§ **OBJECTIVE**:
From the entries provided below, copy each line that contains the word "přinášeti".

Entries from a dataset
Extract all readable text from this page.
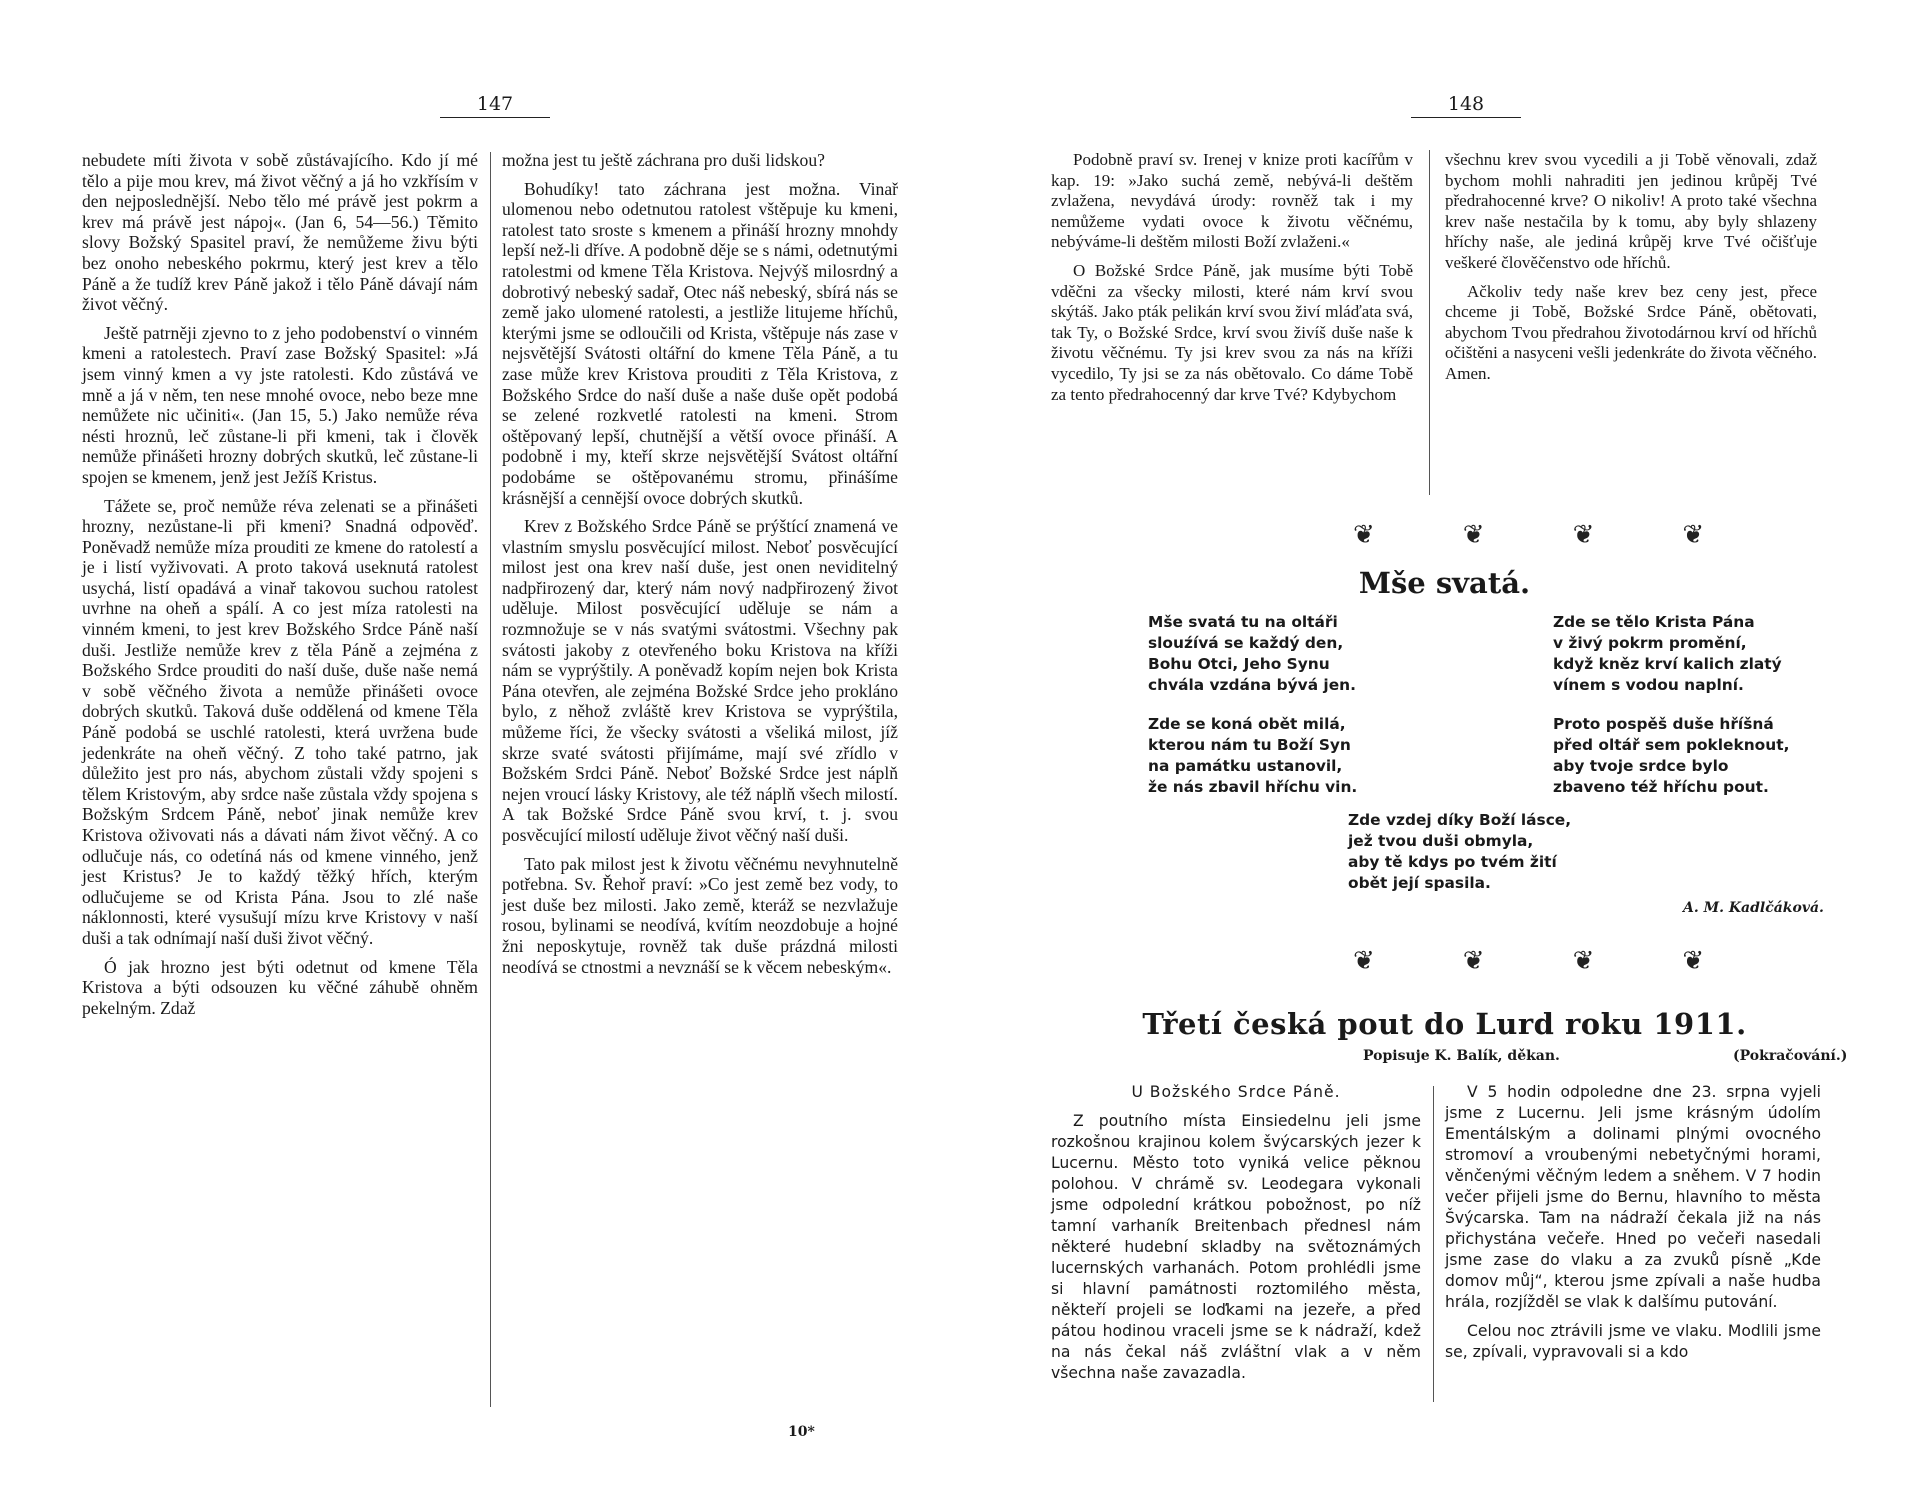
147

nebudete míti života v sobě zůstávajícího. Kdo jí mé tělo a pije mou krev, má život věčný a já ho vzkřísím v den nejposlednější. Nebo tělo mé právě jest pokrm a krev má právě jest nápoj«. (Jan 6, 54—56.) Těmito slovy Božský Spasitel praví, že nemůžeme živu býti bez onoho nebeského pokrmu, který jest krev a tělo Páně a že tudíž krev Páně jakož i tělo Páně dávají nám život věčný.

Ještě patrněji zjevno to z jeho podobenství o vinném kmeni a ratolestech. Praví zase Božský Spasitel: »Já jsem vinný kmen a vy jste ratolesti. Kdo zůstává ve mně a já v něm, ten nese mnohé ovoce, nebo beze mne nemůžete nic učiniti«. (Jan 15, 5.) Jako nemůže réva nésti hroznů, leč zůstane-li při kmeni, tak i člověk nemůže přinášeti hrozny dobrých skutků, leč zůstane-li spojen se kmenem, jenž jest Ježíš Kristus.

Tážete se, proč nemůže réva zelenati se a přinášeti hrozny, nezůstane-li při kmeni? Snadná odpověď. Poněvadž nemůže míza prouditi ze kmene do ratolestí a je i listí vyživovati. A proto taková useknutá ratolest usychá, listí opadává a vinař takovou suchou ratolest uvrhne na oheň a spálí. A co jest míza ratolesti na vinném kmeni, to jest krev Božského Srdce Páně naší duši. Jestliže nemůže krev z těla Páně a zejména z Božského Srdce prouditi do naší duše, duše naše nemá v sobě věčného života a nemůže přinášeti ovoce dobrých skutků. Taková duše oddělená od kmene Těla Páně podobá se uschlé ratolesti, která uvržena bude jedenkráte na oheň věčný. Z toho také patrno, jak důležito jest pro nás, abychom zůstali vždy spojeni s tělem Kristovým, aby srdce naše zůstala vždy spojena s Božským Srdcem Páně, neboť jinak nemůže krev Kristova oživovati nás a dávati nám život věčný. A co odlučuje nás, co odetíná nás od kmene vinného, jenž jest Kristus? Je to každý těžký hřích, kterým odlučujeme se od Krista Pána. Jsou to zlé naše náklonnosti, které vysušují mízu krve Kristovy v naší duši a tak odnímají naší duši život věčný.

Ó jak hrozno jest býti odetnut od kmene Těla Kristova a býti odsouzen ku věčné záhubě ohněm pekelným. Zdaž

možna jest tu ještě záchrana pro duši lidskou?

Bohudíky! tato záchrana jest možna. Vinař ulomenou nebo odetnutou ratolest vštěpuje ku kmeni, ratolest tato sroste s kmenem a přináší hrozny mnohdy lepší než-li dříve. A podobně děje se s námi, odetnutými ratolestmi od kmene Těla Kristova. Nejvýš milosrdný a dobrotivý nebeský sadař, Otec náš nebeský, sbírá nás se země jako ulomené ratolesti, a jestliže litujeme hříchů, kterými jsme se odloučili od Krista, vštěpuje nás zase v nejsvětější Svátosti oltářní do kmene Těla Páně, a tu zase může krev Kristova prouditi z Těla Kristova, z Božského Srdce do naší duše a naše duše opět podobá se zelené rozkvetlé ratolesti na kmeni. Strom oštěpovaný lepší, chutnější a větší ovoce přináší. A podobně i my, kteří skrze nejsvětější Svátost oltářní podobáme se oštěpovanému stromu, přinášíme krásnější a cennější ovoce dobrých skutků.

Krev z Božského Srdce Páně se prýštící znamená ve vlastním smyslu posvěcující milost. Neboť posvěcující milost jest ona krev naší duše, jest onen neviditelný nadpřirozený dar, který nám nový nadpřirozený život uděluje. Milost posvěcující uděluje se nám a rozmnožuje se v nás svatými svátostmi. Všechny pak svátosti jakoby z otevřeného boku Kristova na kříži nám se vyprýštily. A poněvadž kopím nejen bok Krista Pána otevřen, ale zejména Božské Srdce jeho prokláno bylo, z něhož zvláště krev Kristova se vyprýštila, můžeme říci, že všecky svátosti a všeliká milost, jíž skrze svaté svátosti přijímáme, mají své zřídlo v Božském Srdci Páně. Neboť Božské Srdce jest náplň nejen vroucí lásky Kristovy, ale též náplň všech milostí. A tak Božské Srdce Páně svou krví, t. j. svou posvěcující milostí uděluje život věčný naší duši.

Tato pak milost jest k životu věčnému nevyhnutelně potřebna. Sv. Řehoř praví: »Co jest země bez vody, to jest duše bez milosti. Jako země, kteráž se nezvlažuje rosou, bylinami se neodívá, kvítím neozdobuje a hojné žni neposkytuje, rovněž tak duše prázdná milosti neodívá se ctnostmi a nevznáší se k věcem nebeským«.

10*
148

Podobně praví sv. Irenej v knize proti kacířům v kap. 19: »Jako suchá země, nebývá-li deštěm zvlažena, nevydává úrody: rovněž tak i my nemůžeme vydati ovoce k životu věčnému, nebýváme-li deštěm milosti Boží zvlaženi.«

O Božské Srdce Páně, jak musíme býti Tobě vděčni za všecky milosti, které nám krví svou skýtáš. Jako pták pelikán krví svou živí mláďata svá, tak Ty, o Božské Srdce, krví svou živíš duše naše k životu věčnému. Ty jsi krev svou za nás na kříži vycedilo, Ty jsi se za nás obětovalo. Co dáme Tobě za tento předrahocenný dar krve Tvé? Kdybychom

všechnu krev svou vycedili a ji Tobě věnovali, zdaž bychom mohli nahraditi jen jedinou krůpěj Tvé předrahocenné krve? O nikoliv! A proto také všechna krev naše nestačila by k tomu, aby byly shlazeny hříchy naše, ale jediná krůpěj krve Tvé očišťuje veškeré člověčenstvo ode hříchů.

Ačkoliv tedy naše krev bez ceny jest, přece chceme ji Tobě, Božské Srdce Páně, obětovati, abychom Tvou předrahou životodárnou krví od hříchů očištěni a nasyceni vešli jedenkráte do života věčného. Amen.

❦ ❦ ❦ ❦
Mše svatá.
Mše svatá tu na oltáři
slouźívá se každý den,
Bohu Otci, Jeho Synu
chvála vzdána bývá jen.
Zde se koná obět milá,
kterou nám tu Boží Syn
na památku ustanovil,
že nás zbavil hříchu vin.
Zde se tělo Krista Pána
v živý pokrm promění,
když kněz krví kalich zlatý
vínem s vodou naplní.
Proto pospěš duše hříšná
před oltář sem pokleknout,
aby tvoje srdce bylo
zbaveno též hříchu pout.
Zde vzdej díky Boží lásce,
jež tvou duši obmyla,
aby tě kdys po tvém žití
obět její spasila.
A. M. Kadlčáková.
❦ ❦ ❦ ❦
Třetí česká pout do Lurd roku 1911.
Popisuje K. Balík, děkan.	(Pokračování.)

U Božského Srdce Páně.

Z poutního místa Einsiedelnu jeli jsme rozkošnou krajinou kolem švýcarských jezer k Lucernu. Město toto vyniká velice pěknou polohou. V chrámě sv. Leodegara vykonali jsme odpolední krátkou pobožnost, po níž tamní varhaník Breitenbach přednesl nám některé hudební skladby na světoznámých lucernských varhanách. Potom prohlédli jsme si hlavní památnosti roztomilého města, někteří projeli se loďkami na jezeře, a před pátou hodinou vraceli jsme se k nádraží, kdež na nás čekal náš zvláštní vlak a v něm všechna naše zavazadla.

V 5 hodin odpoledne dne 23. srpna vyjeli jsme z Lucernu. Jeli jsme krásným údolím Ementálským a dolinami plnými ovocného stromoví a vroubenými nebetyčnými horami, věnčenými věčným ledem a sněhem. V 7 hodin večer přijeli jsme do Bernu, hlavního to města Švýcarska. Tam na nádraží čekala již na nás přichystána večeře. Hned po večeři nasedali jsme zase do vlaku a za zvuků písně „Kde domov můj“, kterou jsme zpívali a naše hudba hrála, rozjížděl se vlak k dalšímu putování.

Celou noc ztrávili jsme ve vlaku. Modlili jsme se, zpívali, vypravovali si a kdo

§ **FULL OUTPUT**:
Ještě patrněji zjevno to z jeho podobenství o vinném kmeni a ratolestech. Praví zase Božský Spasitel: »Já jsem vinný kmen a vy jste ratolesti. Kdo zůstává ve mně a já v něm, ten nese mnohé ovoce, nebo beze mne nemůžete nic učiniti«. (Jan 15, 5.) Jako nemůže réva nésti hroznů, leč zůstane-li při kmeni, tak i člověk nemůže přinášeti hrozny dobrých skutků, leč zůstane-li spojen se kmenem, jenž jest Ježíš Kristus.
Tážete se, proč nemůže réva zelenati se a přinášeti hrozny, nezůstane-li při kmeni? Snadná odpověď. Poněvadž nemůže míza prouditi ze kmene do ratolestí a je i listí vyživovati. A proto taková useknutá ratolest usychá, listí opadává a vinař takovou suchou ratolest uvrhne na oheň a spálí. A co jest míza ratolesti na vinném kmeni, to jest krev Božského Srdce Páně naší duši. Jestliže nemůže krev z těla Páně a zejména z Božského Srdce prouditi do naší duše, duše naše nemá v sobě věčného života a nemůže přinášeti ovoce dobrých skutků. Taková duše oddělená od kmene Těla Páně podobá se uschlé ratolesti, která uvržena bude jedenkráte na oheň věčný. Z toho také patrno, jak důležito jest pro nás, abychom zůstali vždy spojeni s tělem Kristovým, aby srdce naše zůstala vždy spojena s Božským Srdcem Páně, neboť jinak nemůže krev Kristova oživovati nás a dávati nám život věčný. A co odlučuje nás, co odetíná nás od kmene vinného, jenž jest Kristus? Je to každý těžký hřích, kterým odlučujeme se od Krista Pána. Jsou to zlé naše náklonnosti, které vysušují mízu krve Kristovy v naší duši a tak odnímají naší duši život věčný.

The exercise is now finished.